Collected data
========================

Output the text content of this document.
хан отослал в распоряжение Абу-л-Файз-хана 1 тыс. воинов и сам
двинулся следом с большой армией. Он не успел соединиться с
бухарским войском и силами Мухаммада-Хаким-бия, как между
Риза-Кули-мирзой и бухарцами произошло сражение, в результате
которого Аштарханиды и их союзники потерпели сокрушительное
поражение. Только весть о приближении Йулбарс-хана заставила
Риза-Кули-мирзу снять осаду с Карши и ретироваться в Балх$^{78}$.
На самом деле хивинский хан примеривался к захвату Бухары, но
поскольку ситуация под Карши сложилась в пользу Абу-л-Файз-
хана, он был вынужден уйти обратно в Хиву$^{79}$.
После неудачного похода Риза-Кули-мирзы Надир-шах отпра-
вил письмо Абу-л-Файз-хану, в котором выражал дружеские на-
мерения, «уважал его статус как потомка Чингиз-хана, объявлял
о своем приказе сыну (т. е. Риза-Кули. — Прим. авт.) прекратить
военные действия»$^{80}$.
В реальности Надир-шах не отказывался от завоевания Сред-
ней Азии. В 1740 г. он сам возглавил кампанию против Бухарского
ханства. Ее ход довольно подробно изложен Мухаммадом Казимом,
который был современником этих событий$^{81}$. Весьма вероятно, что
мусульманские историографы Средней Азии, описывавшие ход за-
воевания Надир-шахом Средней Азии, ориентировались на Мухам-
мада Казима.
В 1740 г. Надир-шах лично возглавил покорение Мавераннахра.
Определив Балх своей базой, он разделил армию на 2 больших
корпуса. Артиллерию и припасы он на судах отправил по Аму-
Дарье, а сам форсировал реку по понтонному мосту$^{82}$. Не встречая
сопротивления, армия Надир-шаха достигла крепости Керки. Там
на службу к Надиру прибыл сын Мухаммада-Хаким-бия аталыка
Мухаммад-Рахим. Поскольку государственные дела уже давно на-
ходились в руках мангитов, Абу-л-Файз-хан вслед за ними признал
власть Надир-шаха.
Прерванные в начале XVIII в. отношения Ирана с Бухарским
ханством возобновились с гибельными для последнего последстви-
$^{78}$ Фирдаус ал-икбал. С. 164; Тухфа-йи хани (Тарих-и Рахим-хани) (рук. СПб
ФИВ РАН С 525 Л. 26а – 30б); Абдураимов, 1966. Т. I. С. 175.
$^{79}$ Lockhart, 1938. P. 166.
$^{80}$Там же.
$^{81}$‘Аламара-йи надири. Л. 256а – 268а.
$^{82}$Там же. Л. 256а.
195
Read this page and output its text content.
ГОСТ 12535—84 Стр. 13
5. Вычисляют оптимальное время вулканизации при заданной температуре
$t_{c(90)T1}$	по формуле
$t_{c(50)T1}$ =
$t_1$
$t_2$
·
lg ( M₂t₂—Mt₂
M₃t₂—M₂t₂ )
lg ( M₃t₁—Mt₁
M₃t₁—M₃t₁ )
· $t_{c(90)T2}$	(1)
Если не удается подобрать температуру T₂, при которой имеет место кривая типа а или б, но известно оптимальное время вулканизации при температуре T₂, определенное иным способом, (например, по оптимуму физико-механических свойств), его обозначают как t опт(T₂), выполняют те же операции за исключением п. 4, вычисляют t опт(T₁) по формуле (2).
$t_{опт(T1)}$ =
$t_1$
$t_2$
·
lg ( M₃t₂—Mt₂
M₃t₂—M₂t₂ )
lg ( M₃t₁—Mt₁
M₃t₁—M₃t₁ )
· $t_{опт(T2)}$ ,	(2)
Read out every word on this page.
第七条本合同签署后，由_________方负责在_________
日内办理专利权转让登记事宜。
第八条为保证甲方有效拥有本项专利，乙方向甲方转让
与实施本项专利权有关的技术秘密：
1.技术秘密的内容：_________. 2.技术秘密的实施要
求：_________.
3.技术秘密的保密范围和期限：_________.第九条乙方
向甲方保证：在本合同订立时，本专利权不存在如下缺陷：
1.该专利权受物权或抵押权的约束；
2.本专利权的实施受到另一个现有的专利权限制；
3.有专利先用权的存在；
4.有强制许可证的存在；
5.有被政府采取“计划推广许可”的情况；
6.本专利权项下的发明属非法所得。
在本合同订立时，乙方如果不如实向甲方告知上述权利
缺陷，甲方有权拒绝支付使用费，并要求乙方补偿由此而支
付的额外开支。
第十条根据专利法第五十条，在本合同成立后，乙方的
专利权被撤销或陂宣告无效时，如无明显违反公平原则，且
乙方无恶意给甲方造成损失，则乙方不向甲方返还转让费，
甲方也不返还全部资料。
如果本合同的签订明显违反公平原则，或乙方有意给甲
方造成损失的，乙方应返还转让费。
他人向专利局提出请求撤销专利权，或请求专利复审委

========================

### INSTRUCTION
Transcribe exactly the line containing "Read this page and output its text content." and all remaining lines of the material, ending with the last one.

### THE COMPLETED TASK
Read this page and output its text content.
ГОСТ 12535—84 Стр. 13
5. Вычисляют оптимальное время вулканизации при заданной температуре
$t_{c(90)T1}$	по формуле
$t_{c(50)T1}$ =
$t_1$
$t_2$
·
lg ( M₂t₂—Mt₂
M₃t₂—M₂t₂ )
lg ( M₃t₁—Mt₁
M₃t₁—M₃t₁ )
· $t_{c(90)T2}$	(1)
Если не удается подобрать температуру T₂, при которой имеет место кривая типа а или б, но известно оптимальное время вулканизации при температуре T₂, определенное иным способом, (например, по оптимуму физико-механических свойств), его обозначают как t опт(T₂), выполняют те же операции за исключением п. 4, вычисляют t опт(T₁) по формуле (2).
$t_{опт(T1)}$ =
$t_1$
$t_2$
·
lg ( M₃t₂—Mt₂
M₃t₂—M₂t₂ )
lg ( M₃t₁—Mt₁
M₃t₁—M₃t₁ )
· $t_{опт(T2)}$ ,	(2)
Read out every word on this page.
第七条本合同签署后，由_________方负责在_________
日内办理专利权转让登记事宜。
第八条为保证甲方有效拥有本项专利，乙方向甲方转让
与实施本项专利权有关的技术秘密：
1.技术秘密的内容：_________. 2.技术秘密的实施要
求：_________.
3.技术秘密的保密范围和期限：_________.第九条乙方
向甲方保证：在本合同订立时，本专利权不存在如下缺陷：
1.该专利权受物权或抵押权的约束；
2.本专利权的实施受到另一个现有的专利权限制；
3.有专利先用权的存在；
4.有强制许可证的存在；
5.有被政府采取“计划推广许可”的情况；
6.本专利权项下的发明属非法所得。
在本合同订立时，乙方如果不如实向甲方告知上述权利
缺陷，甲方有权拒绝支付使用费，并要求乙方补偿由此而支
付的额外开支。
第十条根据专利法第五十条，在本合同成立后，乙方的
专利权被撤销或陂宣告无效时，如无明显违反公平原则，且
乙方无恶意给甲方造成损失，则乙方不向甲方返还转让费，
甲方也不返还全部资料。
如果本合同的签订明显违反公平原则，或乙方有意给甲
方造成损失的，乙方应返还转让费。
他人向专利局提出请求撤销专利权，或请求专利复审委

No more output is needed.